# Instruction
All of the lines below are to be transcribed faithfully, with pictures excluded from the copy.

**** Material provided

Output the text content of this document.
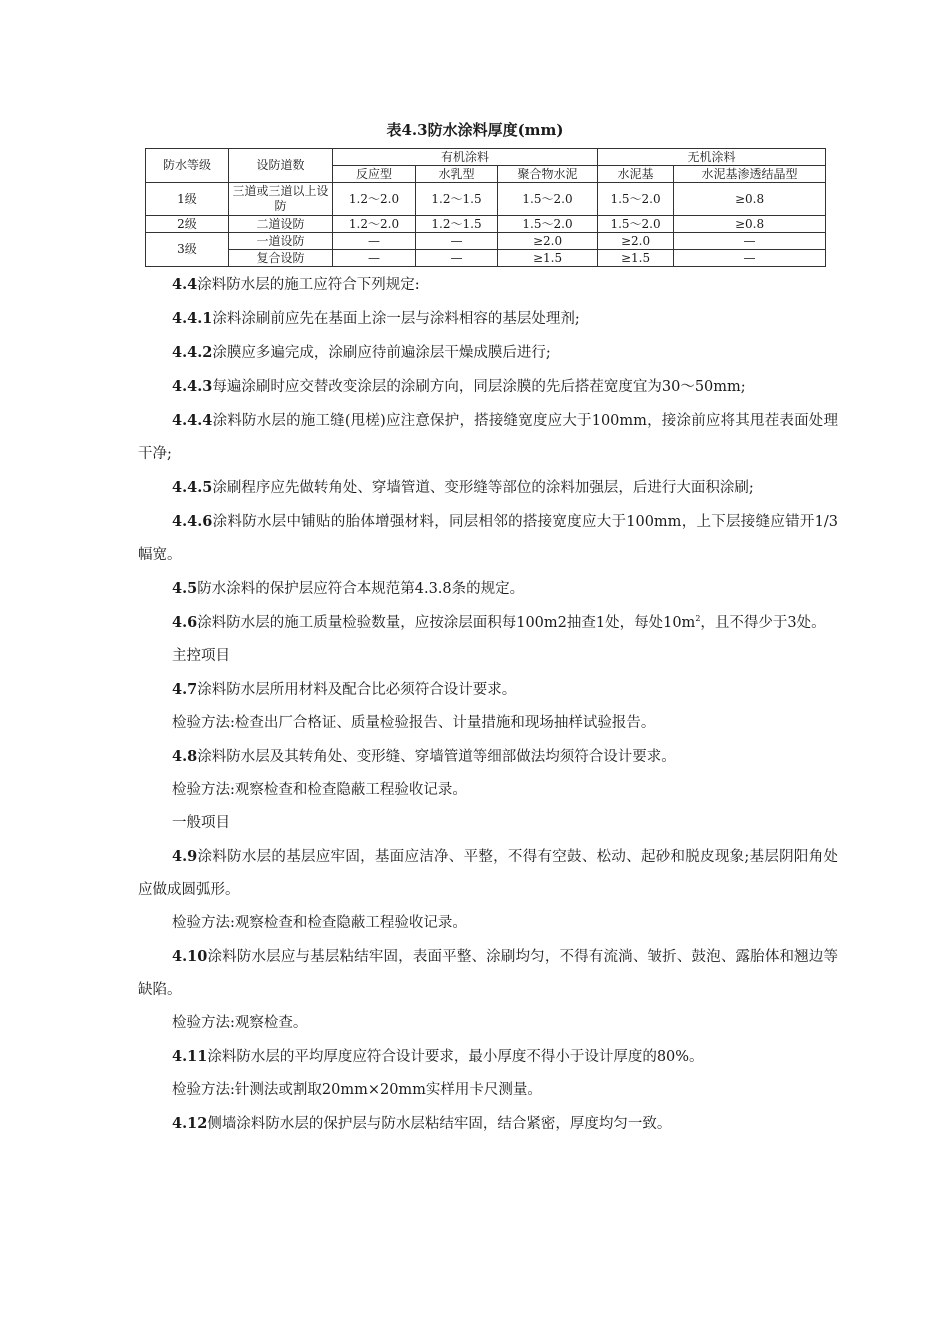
表4.3防水涂料厚度(mm)
防水等级	设防道数	有机涂料			无机涂料	
		反应型	水乳型	聚合物水泥	水泥基	水泥基渗透结晶型
1级	三道或三道以上设防	1.2～2.0	1.2～1.5	1.5～2.0	1.5～2.0	≥0.8
2级	二道设防	1.2～2.0	1.2～1.5	1.5～2.0	1.5～2.0	≥0.8
3级	一道设防	—	—	≥2.0	≥2.0	—
	复合设防	—	—	≥1.5	≥1.5	—

4.4涂料防水层的施工应符合下列规定:

4.4.1涂料涂刷前应先在基面上涂一层与涂料相容的基层处理剂;

4.4.2涂膜应多遍完成，涂刷应待前遍涂层干燥成膜后进行;

4.4.3每遍涂刷时应交替改变涂层的涂刷方向，同层涂膜的先后搭茬宽度宜为30～50mm;

4.4.4涂料防水层的施工缝(甩槎)应注意保护，搭接缝宽度应大于100mm，接涂前应将其甩茬表面处理干净;

4.4.5涂刷程序应先做转角处、穿墙管道、变形缝等部位的涂料加强层，后进行大面积涂刷;

4.4.6涂料防水层中铺贴的胎体增强材料，同层相邻的搭接宽度应大于100mm，上下层接缝应错开1/3幅宽。

4.5防水涂料的保护层应符合本规范第4.3.8条的规定。

4.6涂料防水层的施工质量检验数量，应按涂层面积每100m2抽查1处，每处$10m^2$，且不得少于3处。

主控项目

4.7涂料防水层所用材料及配合比必须符合设计要求。

检验方法:检查出厂合格证、质量检验报告、计量措施和现场抽样试验报告。

4.8涂料防水层及其转角处、变形缝、穿墙管道等细部做法均须符合设计要求。

检验方法:观察检查和检查隐蔽工程验收记录。

一般项目

4.9涂料防水层的基层应牢固，基面应洁净、平整，不得有空鼓、松动、起砂和脱皮现象;基层阴阳角处应做成圆弧形。

检验方法:观察检查和检查隐蔽工程验收记录。

4.10涂料防水层应与基层粘结牢固，表面平整、涂刷均匀，不得有流淌、皱折、鼓泡、露胎体和翘边等缺陷。

检验方法:观察检查。

4.11涂料防水层的平均厚度应符合设计要求，最小厚度不得小于设计厚度的80%。

检验方法:针测法或割取20mm×20mm实样用卡尺测量。

4.12侧墙涂料防水层的保护层与防水层粘结牢固，结合紧密，厚度均匀一致。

********

# Solved exercise
Output the text content of this document.
表4.3防水涂料厚度(mm)
防水等级	设防道数	有机涂料			无机涂料	
		反应型	水乳型	聚合物水泥	水泥基	水泥基渗透结晶型
1级	三道或三道以上设防	1.2～2.0	1.2～1.5	1.5～2.0	1.5～2.0	≥0.8
2级	二道设防	1.2～2.0	1.2～1.5	1.5～2.0	1.5～2.0	≥0.8
3级	一道设防	—	—	≥2.0	≥2.0	—
	复合设防	—	—	≥1.5	≥1.5	—

4.4涂料防水层的施工应符合下列规定:

4.4.1涂料涂刷前应先在基面上涂一层与涂料相容的基层处理剂;

4.4.2涂膜应多遍完成，涂刷应待前遍涂层干燥成膜后进行;

4.4.3每遍涂刷时应交替改变涂层的涂刷方向，同层涂膜的先后搭茬宽度宜为30～50mm;

4.4.4涂料防水层的施工缝(甩槎)应注意保护，搭接缝宽度应大于100mm，接涂前应将其甩茬表面处理干净;

4.4.5涂刷程序应先做转角处、穿墙管道、变形缝等部位的涂料加强层，后进行大面积涂刷;

4.4.6涂料防水层中铺贴的胎体增强材料，同层相邻的搭接宽度应大于100mm，上下层接缝应错开1/3幅宽。

4.5防水涂料的保护层应符合本规范第4.3.8条的规定。

4.6涂料防水层的施工质量检验数量，应按涂层面积每100m2抽查1处，每处$10m^2$，且不得少于3处。

主控项目

4.7涂料防水层所用材料及配合比必须符合设计要求。

检验方法:检查出厂合格证、质量检验报告、计量措施和现场抽样试验报告。

4.8涂料防水层及其转角处、变形缝、穿墙管道等细部做法均须符合设计要求。

检验方法:观察检查和检查隐蔽工程验收记录。

一般项目

4.9涂料防水层的基层应牢固，基面应洁净、平整，不得有空鼓、松动、起砂和脱皮现象;基层阴阳角处应做成圆弧形。

检验方法:观察检查和检查隐蔽工程验收记录。

4.10涂料防水层应与基层粘结牢固，表面平整、涂刷均匀，不得有流淌、皱折、鼓泡、露胎体和翘边等缺陷。

检验方法:观察检查。

4.11涂料防水层的平均厚度应符合设计要求，最小厚度不得小于设计厚度的80%。

检验方法:针测法或割取20mm×20mm实样用卡尺测量。

4.12侧墙涂料防水层的保护层与防水层粘结牢固，结合紧密，厚度均匀一致。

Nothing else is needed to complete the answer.